Exercise brief> Quote the whole listing word for word, please.

-------- Input --------

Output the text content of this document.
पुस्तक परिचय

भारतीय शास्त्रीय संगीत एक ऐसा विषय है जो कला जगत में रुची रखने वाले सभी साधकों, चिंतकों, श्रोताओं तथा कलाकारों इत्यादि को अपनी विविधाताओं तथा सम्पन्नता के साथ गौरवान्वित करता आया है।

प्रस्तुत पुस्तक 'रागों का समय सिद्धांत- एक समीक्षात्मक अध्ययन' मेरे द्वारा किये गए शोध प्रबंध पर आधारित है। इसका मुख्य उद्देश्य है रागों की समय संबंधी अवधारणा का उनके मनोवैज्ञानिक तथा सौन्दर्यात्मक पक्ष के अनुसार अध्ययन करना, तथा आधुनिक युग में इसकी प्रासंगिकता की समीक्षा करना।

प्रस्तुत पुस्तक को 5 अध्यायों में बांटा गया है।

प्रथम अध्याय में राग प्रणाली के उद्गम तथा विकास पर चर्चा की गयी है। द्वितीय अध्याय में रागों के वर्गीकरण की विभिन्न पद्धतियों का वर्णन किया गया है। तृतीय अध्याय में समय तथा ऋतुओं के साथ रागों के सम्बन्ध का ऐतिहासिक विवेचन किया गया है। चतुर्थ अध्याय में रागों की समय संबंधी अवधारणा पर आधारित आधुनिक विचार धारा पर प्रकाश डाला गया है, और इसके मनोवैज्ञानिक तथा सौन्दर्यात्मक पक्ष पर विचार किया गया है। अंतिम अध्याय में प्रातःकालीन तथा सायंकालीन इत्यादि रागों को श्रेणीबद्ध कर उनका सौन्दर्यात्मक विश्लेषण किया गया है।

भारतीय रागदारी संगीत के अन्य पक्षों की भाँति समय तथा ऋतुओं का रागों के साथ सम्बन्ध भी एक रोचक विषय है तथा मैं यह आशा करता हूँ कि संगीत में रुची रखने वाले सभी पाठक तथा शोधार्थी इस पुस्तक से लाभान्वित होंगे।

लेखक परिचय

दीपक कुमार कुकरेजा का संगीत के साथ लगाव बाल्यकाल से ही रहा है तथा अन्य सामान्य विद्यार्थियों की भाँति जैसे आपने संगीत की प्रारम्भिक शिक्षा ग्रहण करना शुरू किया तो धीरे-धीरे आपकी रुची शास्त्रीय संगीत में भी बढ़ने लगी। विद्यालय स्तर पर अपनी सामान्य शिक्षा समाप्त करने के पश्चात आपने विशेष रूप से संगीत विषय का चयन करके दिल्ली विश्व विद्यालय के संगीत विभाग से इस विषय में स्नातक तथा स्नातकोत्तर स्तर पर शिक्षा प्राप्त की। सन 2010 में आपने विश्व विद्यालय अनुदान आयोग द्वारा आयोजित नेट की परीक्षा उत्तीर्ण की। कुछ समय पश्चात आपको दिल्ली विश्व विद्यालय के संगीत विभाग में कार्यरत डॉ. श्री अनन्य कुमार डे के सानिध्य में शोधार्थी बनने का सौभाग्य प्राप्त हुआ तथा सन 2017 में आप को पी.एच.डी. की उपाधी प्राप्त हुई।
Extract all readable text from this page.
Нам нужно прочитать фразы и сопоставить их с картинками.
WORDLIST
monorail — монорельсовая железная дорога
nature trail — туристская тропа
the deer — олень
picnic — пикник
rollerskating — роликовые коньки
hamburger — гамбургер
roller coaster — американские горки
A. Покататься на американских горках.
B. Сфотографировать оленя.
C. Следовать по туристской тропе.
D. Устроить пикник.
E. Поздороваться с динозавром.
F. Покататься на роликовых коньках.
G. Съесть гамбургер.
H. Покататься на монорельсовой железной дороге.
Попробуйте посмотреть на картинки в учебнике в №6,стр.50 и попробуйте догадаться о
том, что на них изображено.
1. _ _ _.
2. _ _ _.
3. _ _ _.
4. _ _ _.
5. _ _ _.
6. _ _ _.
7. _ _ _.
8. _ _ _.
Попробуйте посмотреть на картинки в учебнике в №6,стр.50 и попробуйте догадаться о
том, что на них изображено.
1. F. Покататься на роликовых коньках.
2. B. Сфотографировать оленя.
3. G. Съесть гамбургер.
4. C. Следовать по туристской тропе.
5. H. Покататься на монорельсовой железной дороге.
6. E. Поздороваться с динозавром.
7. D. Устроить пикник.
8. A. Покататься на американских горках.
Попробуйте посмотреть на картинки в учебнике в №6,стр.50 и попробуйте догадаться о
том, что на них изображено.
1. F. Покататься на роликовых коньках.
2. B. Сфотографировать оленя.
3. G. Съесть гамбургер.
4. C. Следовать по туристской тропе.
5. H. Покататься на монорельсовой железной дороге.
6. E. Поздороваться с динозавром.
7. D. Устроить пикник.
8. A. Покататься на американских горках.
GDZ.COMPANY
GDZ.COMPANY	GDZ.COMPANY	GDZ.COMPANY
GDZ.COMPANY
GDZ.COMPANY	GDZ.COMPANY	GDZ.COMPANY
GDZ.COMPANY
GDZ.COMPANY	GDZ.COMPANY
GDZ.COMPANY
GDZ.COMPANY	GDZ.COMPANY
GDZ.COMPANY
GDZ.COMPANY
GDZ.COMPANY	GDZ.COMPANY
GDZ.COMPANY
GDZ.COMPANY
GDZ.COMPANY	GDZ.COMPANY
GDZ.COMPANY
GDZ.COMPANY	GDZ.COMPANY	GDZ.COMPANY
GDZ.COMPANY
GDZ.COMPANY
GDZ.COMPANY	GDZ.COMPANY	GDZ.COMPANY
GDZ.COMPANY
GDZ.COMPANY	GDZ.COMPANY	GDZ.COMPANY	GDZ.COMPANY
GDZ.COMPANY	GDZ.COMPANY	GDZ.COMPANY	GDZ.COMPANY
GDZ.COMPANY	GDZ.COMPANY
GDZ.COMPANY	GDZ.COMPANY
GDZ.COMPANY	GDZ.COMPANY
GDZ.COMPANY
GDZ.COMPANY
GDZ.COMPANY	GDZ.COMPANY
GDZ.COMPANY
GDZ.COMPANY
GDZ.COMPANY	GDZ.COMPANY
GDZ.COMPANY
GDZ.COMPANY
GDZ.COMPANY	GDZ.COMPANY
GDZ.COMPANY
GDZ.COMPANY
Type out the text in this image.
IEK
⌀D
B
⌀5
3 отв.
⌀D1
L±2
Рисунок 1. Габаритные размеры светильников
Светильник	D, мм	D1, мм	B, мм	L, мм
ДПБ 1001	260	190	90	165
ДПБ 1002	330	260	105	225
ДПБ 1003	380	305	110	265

--------

Response>
Output the text content of this document.
पुस्तक परिचय

भारतीय शास्त्रीय संगीत एक ऐसा विषय है जो कला जगत में रुची रखने वाले सभी साधकों, चिंतकों, श्रोताओं तथा कलाकारों इत्यादि को अपनी विविधाताओं तथा सम्पन्नता के साथ गौरवान्वित करता आया है।

प्रस्तुत पुस्तक 'रागों का समय सिद्धांत- एक समीक्षात्मक अध्ययन' मेरे द्वारा किये गए शोध प्रबंध पर आधारित है। इसका मुख्य उद्देश्य है रागों की समय संबंधी अवधारणा का उनके मनोवैज्ञानिक तथा सौन्दर्यात्मक पक्ष के अनुसार अध्ययन करना, तथा आधुनिक युग में इसकी प्रासंगिकता की समीक्षा करना।

प्रस्तुत पुस्तक को 5 अध्यायों में बांटा गया है।

प्रथम अध्याय में राग प्रणाली के उद्गम तथा विकास पर चर्चा की गयी है। द्वितीय अध्याय में रागों के वर्गीकरण की विभिन्न पद्धतियों का वर्णन किया गया है। तृतीय अध्याय में समय तथा ऋतुओं के साथ रागों के सम्बन्ध का ऐतिहासिक विवेचन किया गया है। चतुर्थ अध्याय में रागों की समय संबंधी अवधारणा पर आधारित आधुनिक विचार धारा पर प्रकाश डाला गया है, और इसके मनोवैज्ञानिक तथा सौन्दर्यात्मक पक्ष पर विचार किया गया है। अंतिम अध्याय में प्रातःकालीन तथा सायंकालीन इत्यादि रागों को श्रेणीबद्ध कर उनका सौन्दर्यात्मक विश्लेषण किया गया है।

भारतीय रागदारी संगीत के अन्य पक्षों की भाँति समय तथा ऋतुओं का रागों के साथ सम्बन्ध भी एक रोचक विषय है तथा मैं यह आशा करता हूँ कि संगीत में रुची रखने वाले सभी पाठक तथा शोधार्थी इस पुस्तक से लाभान्वित होंगे।

लेखक परिचय

दीपक कुमार कुकरेजा का संगीत के साथ लगाव बाल्यकाल से ही रहा है तथा अन्य सामान्य विद्यार्थियों की भाँति जैसे आपने संगीत की प्रारम्भिक शिक्षा ग्रहण करना शुरू किया तो धीरे-धीरे आपकी रुची शास्त्रीय संगीत में भी बढ़ने लगी। विद्यालय स्तर पर अपनी सामान्य शिक्षा समाप्त करने के पश्चात आपने विशेष रूप से संगीत विषय का चयन करके दिल्ली विश्व विद्यालय के संगीत विभाग से इस विषय में स्नातक तथा स्नातकोत्तर स्तर पर शिक्षा प्राप्त की। सन 2010 में आपने विश्व विद्यालय अनुदान आयोग द्वारा आयोजित नेट की परीक्षा उत्तीर्ण की। कुछ समय पश्चात आपको दिल्ली विश्व विद्यालय के संगीत विभाग में कार्यरत डॉ. श्री अनन्य कुमार डे के सानिध्य में शोधार्थी बनने का सौभाग्य प्राप्त हुआ तथा सन 2017 में आप को पी.एच.डी. की उपाधी प्राप्त हुई।
Extract all readable text from this page.
Нам нужно прочитать фразы и сопоставить их с картинками.
WORDLIST
monorail — монорельсовая железная дорога
nature trail — туристская тропа
the deer — олень
picnic — пикник
rollerskating — роликовые коньки
hamburger — гамбургер
roller coaster — американские горки
A. Покататься на американских горках.
B. Сфотографировать оленя.
C. Следовать по туристской тропе.
D. Устроить пикник.
E. Поздороваться с динозавром.
F. Покататься на роликовых коньках.
G. Съесть гамбургер.
H. Покататься на монорельсовой железной дороге.
Попробуйте посмотреть на картинки в учебнике в №6,стр.50 и попробуйте догадаться о
том, что на них изображено.
1. _ _ _.
2. _ _ _.
3. _ _ _.
4. _ _ _.
5. _ _ _.
6. _ _ _.
7. _ _ _.
8. _ _ _.
Попробуйте посмотреть на картинки в учебнике в №6,стр.50 и попробуйте догадаться о
том, что на них изображено.
1. F. Покататься на роликовых коньках.
2. B. Сфотографировать оленя.
3. G. Съесть гамбургер.
4. C. Следовать по туристской тропе.
5. H. Покататься на монорельсовой железной дороге.
6. E. Поздороваться с динозавром.
7. D. Устроить пикник.
8. A. Покататься на американских горках.
Попробуйте посмотреть на картинки в учебнике в №6,стр.50 и попробуйте догадаться о
том, что на них изображено.
1. F. Покататься на роликовых коньках.
2. B. Сфотографировать оленя.
3. G. Съесть гамбургер.
4. C. Следовать по туристской тропе.
5. H. Покататься на монорельсовой железной дороге.
6. E. Поздороваться с динозавром.
7. D. Устроить пикник.
8. A. Покататься на американских горках.
GDZ.COMPANY
GDZ.COMPANY	GDZ.COMPANY	GDZ.COMPANY
GDZ.COMPANY
GDZ.COMPANY	GDZ.COMPANY	GDZ.COMPANY
GDZ.COMPANY
GDZ.COMPANY	GDZ.COMPANY
GDZ.COMPANY
GDZ.COMPANY	GDZ.COMPANY
GDZ.COMPANY
GDZ.COMPANY
GDZ.COMPANY	GDZ.COMPANY
GDZ.COMPANY
GDZ.COMPANY
GDZ.COMPANY	GDZ.COMPANY
GDZ.COMPANY
GDZ.COMPANY	GDZ.COMPANY	GDZ.COMPANY
GDZ.COMPANY
GDZ.COMPANY
GDZ.COMPANY	GDZ.COMPANY	GDZ.COMPANY
GDZ.COMPANY
GDZ.COMPANY	GDZ.COMPANY	GDZ.COMPANY	GDZ.COMPANY
GDZ.COMPANY	GDZ.COMPANY	GDZ.COMPANY	GDZ.COMPANY
GDZ.COMPANY	GDZ.COMPANY
GDZ.COMPANY	GDZ.COMPANY
GDZ.COMPANY	GDZ.COMPANY
GDZ.COMPANY
GDZ.COMPANY
GDZ.COMPANY	GDZ.COMPANY
GDZ.COMPANY
GDZ.COMPANY
GDZ.COMPANY	GDZ.COMPANY
GDZ.COMPANY
GDZ.COMPANY
GDZ.COMPANY	GDZ.COMPANY
GDZ.COMPANY
GDZ.COMPANY
Type out the text in this image.
IEK
⌀D
B
⌀5
3 отв.
⌀D1
L±2
Рисунок 1. Габаритные размеры светильников
Светильник	D, мм	D1, мм	B, мм	L, мм
ДПБ 1001	260	190	90	165
ДПБ 1002	330	260	105	225
ДПБ 1003	380	305	110	265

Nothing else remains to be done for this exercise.